» WHAT TO PRODUCE:
Transcribe the full listing below exactly.
Start RECORDS TO USE
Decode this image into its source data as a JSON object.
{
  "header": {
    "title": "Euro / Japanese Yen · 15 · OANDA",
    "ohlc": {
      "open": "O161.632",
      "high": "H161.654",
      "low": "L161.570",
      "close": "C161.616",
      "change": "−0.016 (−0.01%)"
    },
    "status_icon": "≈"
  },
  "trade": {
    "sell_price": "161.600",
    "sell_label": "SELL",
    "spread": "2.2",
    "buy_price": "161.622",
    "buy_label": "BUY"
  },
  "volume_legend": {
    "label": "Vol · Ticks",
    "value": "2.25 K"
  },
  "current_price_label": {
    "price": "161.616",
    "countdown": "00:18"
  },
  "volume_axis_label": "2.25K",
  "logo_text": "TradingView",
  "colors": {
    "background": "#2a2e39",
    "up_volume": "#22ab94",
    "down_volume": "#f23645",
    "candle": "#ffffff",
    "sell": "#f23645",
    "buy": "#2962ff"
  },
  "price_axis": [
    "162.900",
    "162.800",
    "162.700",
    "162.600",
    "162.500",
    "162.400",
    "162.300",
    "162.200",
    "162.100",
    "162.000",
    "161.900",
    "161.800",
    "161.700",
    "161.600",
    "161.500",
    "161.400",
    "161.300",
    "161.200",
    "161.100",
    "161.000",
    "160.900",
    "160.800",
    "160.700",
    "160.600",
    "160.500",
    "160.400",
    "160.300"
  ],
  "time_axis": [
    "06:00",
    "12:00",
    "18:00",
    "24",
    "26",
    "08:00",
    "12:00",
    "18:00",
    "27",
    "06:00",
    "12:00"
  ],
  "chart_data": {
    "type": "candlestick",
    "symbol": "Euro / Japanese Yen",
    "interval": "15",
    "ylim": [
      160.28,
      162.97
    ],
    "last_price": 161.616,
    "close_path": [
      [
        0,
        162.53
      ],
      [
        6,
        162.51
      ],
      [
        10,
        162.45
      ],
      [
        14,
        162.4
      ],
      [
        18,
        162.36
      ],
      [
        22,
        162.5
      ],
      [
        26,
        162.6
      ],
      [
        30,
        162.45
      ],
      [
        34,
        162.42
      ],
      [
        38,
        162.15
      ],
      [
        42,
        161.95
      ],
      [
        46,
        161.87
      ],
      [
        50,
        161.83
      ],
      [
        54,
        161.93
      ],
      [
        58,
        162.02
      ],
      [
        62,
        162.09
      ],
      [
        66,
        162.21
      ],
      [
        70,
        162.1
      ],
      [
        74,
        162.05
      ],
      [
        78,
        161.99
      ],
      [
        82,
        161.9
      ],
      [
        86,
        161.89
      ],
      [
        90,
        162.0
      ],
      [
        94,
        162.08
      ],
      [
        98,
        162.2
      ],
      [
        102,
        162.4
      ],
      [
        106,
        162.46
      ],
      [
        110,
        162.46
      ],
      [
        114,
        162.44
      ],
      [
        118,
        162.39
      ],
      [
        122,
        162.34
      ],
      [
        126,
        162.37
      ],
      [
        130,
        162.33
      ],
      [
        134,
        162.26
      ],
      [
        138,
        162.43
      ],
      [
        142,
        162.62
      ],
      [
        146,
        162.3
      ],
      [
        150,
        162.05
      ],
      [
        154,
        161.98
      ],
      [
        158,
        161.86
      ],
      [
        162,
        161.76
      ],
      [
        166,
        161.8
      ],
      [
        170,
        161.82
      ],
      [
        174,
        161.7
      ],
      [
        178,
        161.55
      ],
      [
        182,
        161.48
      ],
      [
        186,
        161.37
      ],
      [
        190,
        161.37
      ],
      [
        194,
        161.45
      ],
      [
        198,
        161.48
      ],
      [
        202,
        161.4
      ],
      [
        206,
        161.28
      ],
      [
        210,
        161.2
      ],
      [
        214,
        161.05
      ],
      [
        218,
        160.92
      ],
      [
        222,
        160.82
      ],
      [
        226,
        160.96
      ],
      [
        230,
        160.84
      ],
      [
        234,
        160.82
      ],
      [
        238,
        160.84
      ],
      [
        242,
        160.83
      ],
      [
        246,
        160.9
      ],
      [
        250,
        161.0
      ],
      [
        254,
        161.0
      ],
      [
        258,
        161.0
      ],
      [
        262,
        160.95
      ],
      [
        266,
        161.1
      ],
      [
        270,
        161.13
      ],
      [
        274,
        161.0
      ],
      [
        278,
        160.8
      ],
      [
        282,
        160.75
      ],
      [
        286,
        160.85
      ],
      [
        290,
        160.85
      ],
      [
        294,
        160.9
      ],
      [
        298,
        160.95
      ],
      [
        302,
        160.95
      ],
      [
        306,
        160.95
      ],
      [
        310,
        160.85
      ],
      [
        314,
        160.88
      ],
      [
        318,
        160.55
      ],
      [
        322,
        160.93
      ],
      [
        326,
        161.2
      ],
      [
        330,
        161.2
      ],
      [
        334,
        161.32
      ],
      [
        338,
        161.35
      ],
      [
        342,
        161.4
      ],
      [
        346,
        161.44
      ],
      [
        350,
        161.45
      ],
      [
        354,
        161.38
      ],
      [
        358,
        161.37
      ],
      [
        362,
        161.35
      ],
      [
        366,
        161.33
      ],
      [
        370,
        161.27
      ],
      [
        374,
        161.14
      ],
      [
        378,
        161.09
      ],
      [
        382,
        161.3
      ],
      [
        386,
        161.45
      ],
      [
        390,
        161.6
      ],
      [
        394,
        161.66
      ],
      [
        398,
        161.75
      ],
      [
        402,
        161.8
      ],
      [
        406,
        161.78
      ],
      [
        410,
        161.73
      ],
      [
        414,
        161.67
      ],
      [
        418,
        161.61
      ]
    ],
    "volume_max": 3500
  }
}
End RECORDS TO USE
» ANSWER TO THE EXERCISE:
Decode this image into its source data as a JSON object.
{
  "header": {
    "title": "Euro / Japanese Yen · 15 · OANDA",
    "ohlc": {
      "open": "O161.632",
      "high": "H161.654",
      "low": "L161.570",
      "close": "C161.616",
      "change": "−0.016 (−0.01%)"
    },
    "status_icon": "≈"
  },
  "trade": {
    "sell_price": "161.600",
    "sell_label": "SELL",
    "spread": "2.2",
    "buy_price": "161.622",
    "buy_label": "BUY"
  },
  "volume_legend": {
    "label": "Vol · Ticks",
    "value": "2.25 K"
  },
  "current_price_label": {
    "price": "161.616",
    "countdown": "00:18"
  },
  "volume_axis_label": "2.25K",
  "logo_text": "TradingView",
  "colors": {
    "background": "#2a2e39",
    "up_volume": "#22ab94",
    "down_volume": "#f23645",
    "candle": "#ffffff",
    "sell": "#f23645",
    "buy": "#2962ff"
  },
  "price_axis": [
    "162.900",
    "162.800",
    "162.700",
    "162.600",
    "162.500",
    "162.400",
    "162.300",
    "162.200",
    "162.100",
    "162.000",
    "161.900",
    "161.800",
    "161.700",
    "161.600",
    "161.500",
    "161.400",
    "161.300",
    "161.200",
    "161.100",
    "161.000",
    "160.900",
    "160.800",
    "160.700",
    "160.600",
    "160.500",
    "160.400",
    "160.300"
  ],
  "time_axis": [
    "06:00",
    "12:00",
    "18:00",
    "24",
    "26",
    "08:00",
    "12:00",
    "18:00",
    "27",
    "06:00",
    "12:00"
  ],
  "chart_data": {
    "type": "candlestick",
    "symbol": "Euro / Japanese Yen",
    "interval": "15",
    "ylim": [
      160.28,
      162.97
    ],
    "last_price": 161.616,
    "close_path": [
      [
        0,
        162.53
      ],
      [
        6,
        162.51
      ],
      [
        10,
        162.45
      ],
      [
        14,
        162.4
      ],
      [
        18,
        162.36
      ],
      [
        22,
        162.5
      ],
      [
        26,
        162.6
      ],
      [
        30,
        162.45
      ],
      [
        34,
        162.42
      ],
      [
        38,
        162.15
      ],
      [
        42,
        161.95
      ],
      [
        46,
        161.87
      ],
      [
        50,
        161.83
      ],
      [
        54,
        161.93
      ],
      [
        58,
        162.02
      ],
      [
        62,
        162.09
      ],
      [
        66,
        162.21
      ],
      [
        70,
        162.1
      ],
      [
        74,
        162.05
      ],
      [
        78,
        161.99
      ],
      [
        82,
        161.9
      ],
      [
        86,
        161.89
      ],
      [
        90,
        162.0
      ],
      [
        94,
        162.08
      ],
      [
        98,
        162.2
      ],
      [
        102,
        162.4
      ],
      [
        106,
        162.46
      ],
      [
        110,
        162.46
      ],
      [
        114,
        162.44
      ],
      [
        118,
        162.39
      ],
      [
        122,
        162.34
      ],
      [
        126,
        162.37
      ],
      [
        130,
        162.33
      ],
      [
        134,
        162.26
      ],
      [
        138,
        162.43
      ],
      [
        142,
        162.62
      ],
      [
        146,
        162.3
      ],
      [
        150,
        162.05
      ],
      [
        154,
        161.98
      ],
      [
        158,
        161.86
      ],
      [
        162,
        161.76
      ],
      [
        166,
        161.8
      ],
      [
        170,
        161.82
      ],
      [
        174,
        161.7
      ],
      [
        178,
        161.55
      ],
      [
        182,
        161.48
      ],
      [
        186,
        161.37
      ],
      [
        190,
        161.37
      ],
      [
        194,
        161.45
      ],
      [
        198,
        161.48
      ],
      [
        202,
        161.4
      ],
      [
        206,
        161.28
      ],
      [
        210,
        161.2
      ],
      [
        214,
        161.05
      ],
      [
        218,
        160.92
      ],
      [
        222,
        160.82
      ],
      [
        226,
        160.96
      ],
      [
        230,
        160.84
      ],
      [
        234,
        160.82
      ],
      [
        238,
        160.84
      ],
      [
        242,
        160.83
      ],
      [
        246,
        160.9
      ],
      [
        250,
        161.0
      ],
      [
        254,
        161.0
      ],
      [
        258,
        161.0
      ],
      [
        262,
        160.95
      ],
      [
        266,
        161.1
      ],
      [
        270,
        161.13
      ],
      [
        274,
        161.0
      ],
      [
        278,
        160.8
      ],
      [
        282,
        160.75
      ],
      [
        286,
        160.85
      ],
      [
        290,
        160.85
      ],
      [
        294,
        160.9
      ],
      [
        298,
        160.95
      ],
      [
        302,
        160.95
      ],
      [
        306,
        160.95
      ],
      [
        310,
        160.85
      ],
      [
        314,
        160.88
      ],
      [
        318,
        160.55
      ],
      [
        322,
        160.93
      ],
      [
        326,
        161.2
      ],
      [
        330,
        161.2
      ],
      [
        334,
        161.32
      ],
      [
        338,
        161.35
      ],
      [
        342,
        161.4
      ],
      [
        346,
        161.44
      ],
      [
        350,
        161.45
      ],
      [
        354,
        161.38
      ],
      [
        358,
        161.37
      ],
      [
        362,
        161.35
      ],
      [
        366,
        161.33
      ],
      [
        370,
        161.27
      ],
      [
        374,
        161.14
      ],
      [
        378,
        161.09
      ],
      [
        382,
        161.3
      ],
      [
        386,
        161.45
      ],
      [
        390,
        161.6
      ],
      [
        394,
        161.66
      ],
      [
        398,
        161.75
      ],
      [
        402,
        161.8
      ],
      [
        406,
        161.78
      ],
      [
        410,
        161.73
      ],
      [
        414,
        161.67
      ],
      [
        418,
        161.61
      ]
    ],
    "volume_max": 3500
  }
}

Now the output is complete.